• Required task:
Repeat the material exactly as it appears.

• Records for this task:
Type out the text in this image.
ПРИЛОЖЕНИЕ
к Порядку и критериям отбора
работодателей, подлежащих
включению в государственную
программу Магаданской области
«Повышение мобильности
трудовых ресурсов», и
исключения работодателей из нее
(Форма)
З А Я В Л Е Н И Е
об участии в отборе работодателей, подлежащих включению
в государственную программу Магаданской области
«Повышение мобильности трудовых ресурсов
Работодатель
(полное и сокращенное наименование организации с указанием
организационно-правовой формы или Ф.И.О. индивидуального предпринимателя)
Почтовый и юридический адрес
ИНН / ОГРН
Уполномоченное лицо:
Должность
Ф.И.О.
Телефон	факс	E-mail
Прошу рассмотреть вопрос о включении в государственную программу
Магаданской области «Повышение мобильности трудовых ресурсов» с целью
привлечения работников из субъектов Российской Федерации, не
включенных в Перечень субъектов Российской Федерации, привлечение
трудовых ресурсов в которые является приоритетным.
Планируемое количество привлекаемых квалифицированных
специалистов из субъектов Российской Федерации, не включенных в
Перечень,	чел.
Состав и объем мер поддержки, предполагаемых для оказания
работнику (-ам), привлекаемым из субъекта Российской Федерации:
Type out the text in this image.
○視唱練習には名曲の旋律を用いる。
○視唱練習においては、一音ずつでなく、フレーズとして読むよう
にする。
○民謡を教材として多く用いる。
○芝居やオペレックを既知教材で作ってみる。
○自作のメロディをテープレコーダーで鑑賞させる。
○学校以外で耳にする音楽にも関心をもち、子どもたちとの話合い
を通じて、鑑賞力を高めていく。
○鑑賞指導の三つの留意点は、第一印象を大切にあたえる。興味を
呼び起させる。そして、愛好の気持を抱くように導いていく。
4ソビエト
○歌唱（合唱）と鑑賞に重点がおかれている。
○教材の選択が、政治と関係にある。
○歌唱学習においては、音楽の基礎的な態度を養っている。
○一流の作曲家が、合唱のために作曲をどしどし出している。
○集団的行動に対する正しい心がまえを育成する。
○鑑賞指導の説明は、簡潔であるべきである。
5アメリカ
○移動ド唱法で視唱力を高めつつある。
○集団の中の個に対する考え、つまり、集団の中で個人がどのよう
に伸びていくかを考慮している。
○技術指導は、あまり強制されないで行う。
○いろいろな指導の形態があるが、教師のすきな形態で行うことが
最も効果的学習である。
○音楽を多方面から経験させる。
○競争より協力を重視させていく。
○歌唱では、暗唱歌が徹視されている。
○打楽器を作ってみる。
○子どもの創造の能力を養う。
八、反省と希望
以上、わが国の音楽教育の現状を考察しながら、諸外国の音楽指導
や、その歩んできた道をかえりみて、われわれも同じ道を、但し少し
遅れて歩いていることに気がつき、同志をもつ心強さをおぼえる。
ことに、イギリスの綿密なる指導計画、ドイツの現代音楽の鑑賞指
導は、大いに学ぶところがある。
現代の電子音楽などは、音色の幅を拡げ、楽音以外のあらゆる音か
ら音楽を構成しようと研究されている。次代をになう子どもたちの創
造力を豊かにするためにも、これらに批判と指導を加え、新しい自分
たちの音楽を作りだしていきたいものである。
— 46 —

• In response:
Type out the text in this image.
ПРИЛОЖЕНИЕ
к Порядку и критериям отбора
работодателей, подлежащих
включению в государственную
программу Магаданской области
«Повышение мобильности
трудовых ресурсов», и
исключения работодателей из нее
(Форма)
З А Я В Л Е Н И Е
об участии в отборе работодателей, подлежащих включению
в государственную программу Магаданской области
«Повышение мобильности трудовых ресурсов
Работодатель
(полное и сокращенное наименование организации с указанием
организационно-правовой формы или Ф.И.О. индивидуального предпринимателя)
Почтовый и юридический адрес
ИНН / ОГРН
Уполномоченное лицо:
Должность
Ф.И.О.
Телефон	факс	E-mail
Прошу рассмотреть вопрос о включении в государственную программу
Магаданской области «Повышение мобильности трудовых ресурсов» с целью
привлечения работников из субъектов Российской Федерации, не
включенных в Перечень субъектов Российской Федерации, привлечение
трудовых ресурсов в которые является приоритетным.
Планируемое количество привлекаемых квалифицированных
специалистов из субъектов Российской Федерации, не включенных в
Перечень,	чел.
Состав и объем мер поддержки, предполагаемых для оказания
работнику (-ам), привлекаемым из субъекта Российской Федерации:
Type out the text in this image.
○視唱練習には名曲の旋律を用いる。
○視唱練習においては、一音ずつでなく、フレーズとして読むよう
にする。
○民謡を教材として多く用いる。
○芝居やオペレックを既知教材で作ってみる。
○自作のメロディをテープレコーダーで鑑賞させる。
○学校以外で耳にする音楽にも関心をもち、子どもたちとの話合い
を通じて、鑑賞力を高めていく。
○鑑賞指導の三つの留意点は、第一印象を大切にあたえる。興味を
呼び起させる。そして、愛好の気持を抱くように導いていく。
4ソビエト
○歌唱（合唱）と鑑賞に重点がおかれている。
○教材の選択が、政治と関係にある。
○歌唱学習においては、音楽の基礎的な態度を養っている。
○一流の作曲家が、合唱のために作曲をどしどし出している。
○集団的行動に対する正しい心がまえを育成する。
○鑑賞指導の説明は、簡潔であるべきである。
5アメリカ
○移動ド唱法で視唱力を高めつつある。
○集団の中の個に対する考え、つまり、集団の中で個人がどのよう
に伸びていくかを考慮している。
○技術指導は、あまり強制されないで行う。
○いろいろな指導の形態があるが、教師のすきな形態で行うことが
最も効果的学習である。
○音楽を多方面から経験させる。
○競争より協力を重視させていく。
○歌唱では、暗唱歌が徹視されている。
○打楽器を作ってみる。
○子どもの創造の能力を養う。
八、反省と希望
以上、わが国の音楽教育の現状を考察しながら、諸外国の音楽指導
や、その歩んできた道をかえりみて、われわれも同じ道を、但し少し
遅れて歩いていることに気がつき、同志をもつ心強さをおぼえる。
ことに、イギリスの綿密なる指導計画、ドイツの現代音楽の鑑賞指
導は、大いに学ぶところがある。
現代の電子音楽などは、音色の幅を拡げ、楽音以外のあらゆる音か
ら音楽を構成しようと研究されている。次代をになう子どもたちの創
造力を豊かにするためにも、これらに批判と指導を加え、新しい自分
たちの音楽を作りだしていきたいものである。
— 46 —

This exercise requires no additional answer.